**TASK DIRECTIONS**
All of the data needs to be repeated exactly.
[begin DATA LINES]
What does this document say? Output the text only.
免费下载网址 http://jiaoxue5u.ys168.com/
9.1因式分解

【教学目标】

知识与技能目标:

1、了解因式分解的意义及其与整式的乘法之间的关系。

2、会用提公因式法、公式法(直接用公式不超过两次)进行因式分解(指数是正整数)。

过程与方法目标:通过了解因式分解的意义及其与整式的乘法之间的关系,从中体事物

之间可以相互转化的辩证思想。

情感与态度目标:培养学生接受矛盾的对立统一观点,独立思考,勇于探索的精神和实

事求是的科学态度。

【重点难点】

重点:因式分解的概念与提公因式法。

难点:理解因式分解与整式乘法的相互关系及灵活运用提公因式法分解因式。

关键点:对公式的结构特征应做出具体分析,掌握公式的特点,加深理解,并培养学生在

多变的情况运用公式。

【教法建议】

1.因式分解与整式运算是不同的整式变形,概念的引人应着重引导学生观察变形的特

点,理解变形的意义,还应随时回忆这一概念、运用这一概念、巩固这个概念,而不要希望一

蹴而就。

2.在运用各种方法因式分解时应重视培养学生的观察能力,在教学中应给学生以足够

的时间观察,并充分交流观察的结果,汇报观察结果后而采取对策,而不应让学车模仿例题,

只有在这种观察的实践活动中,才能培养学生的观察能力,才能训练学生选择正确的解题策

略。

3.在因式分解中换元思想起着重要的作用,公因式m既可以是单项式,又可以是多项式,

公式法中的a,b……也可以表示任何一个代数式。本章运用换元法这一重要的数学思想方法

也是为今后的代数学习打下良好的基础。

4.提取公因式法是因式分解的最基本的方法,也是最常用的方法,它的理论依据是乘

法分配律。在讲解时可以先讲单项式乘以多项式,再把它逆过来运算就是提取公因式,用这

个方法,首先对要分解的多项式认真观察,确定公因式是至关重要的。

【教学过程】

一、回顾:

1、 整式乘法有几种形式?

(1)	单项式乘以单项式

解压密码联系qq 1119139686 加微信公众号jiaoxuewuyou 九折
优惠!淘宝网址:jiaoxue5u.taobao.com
[end DATA LINES]
**WRITTEN REPLY**
What does this document say? Output the text only.
免费下载网址 http://jiaoxue5u.ys168.com/
9.1因式分解

【教学目标】

知识与技能目标:

1、了解因式分解的意义及其与整式的乘法之间的关系。

2、会用提公因式法、公式法(直接用公式不超过两次)进行因式分解(指数是正整数)。

过程与方法目标:通过了解因式分解的意义及其与整式的乘法之间的关系,从中体事物

之间可以相互转化的辩证思想。

情感与态度目标:培养学生接受矛盾的对立统一观点,独立思考,勇于探索的精神和实

事求是的科学态度。

【重点难点】

重点:因式分解的概念与提公因式法。

难点:理解因式分解与整式乘法的相互关系及灵活运用提公因式法分解因式。

关键点:对公式的结构特征应做出具体分析,掌握公式的特点,加深理解,并培养学生在

多变的情况运用公式。

【教法建议】

1.因式分解与整式运算是不同的整式变形,概念的引人应着重引导学生观察变形的特

点,理解变形的意义,还应随时回忆这一概念、运用这一概念、巩固这个概念,而不要希望一

蹴而就。

2.在运用各种方法因式分解时应重视培养学生的观察能力,在教学中应给学生以足够

的时间观察,并充分交流观察的结果,汇报观察结果后而采取对策,而不应让学车模仿例题,

只有在这种观察的实践活动中,才能培养学生的观察能力,才能训练学生选择正确的解题策

略。

3.在因式分解中换元思想起着重要的作用,公因式m既可以是单项式,又可以是多项式,

公式法中的a,b……也可以表示任何一个代数式。本章运用换元法这一重要的数学思想方法

也是为今后的代数学习打下良好的基础。

4.提取公因式法是因式分解的最基本的方法,也是最常用的方法,它的理论依据是乘

法分配律。在讲解时可以先讲单项式乘以多项式,再把它逆过来运算就是提取公因式,用这

个方法,首先对要分解的多项式认真观察,确定公因式是至关重要的。

【教学过程】

一、回顾:

1、 整式乘法有几种形式?

(1)	单项式乘以单项式

解压密码联系qq 1119139686 加微信公众号jiaoxuewuyou 九折
优惠!淘宝网址:jiaoxue5u.taobao.com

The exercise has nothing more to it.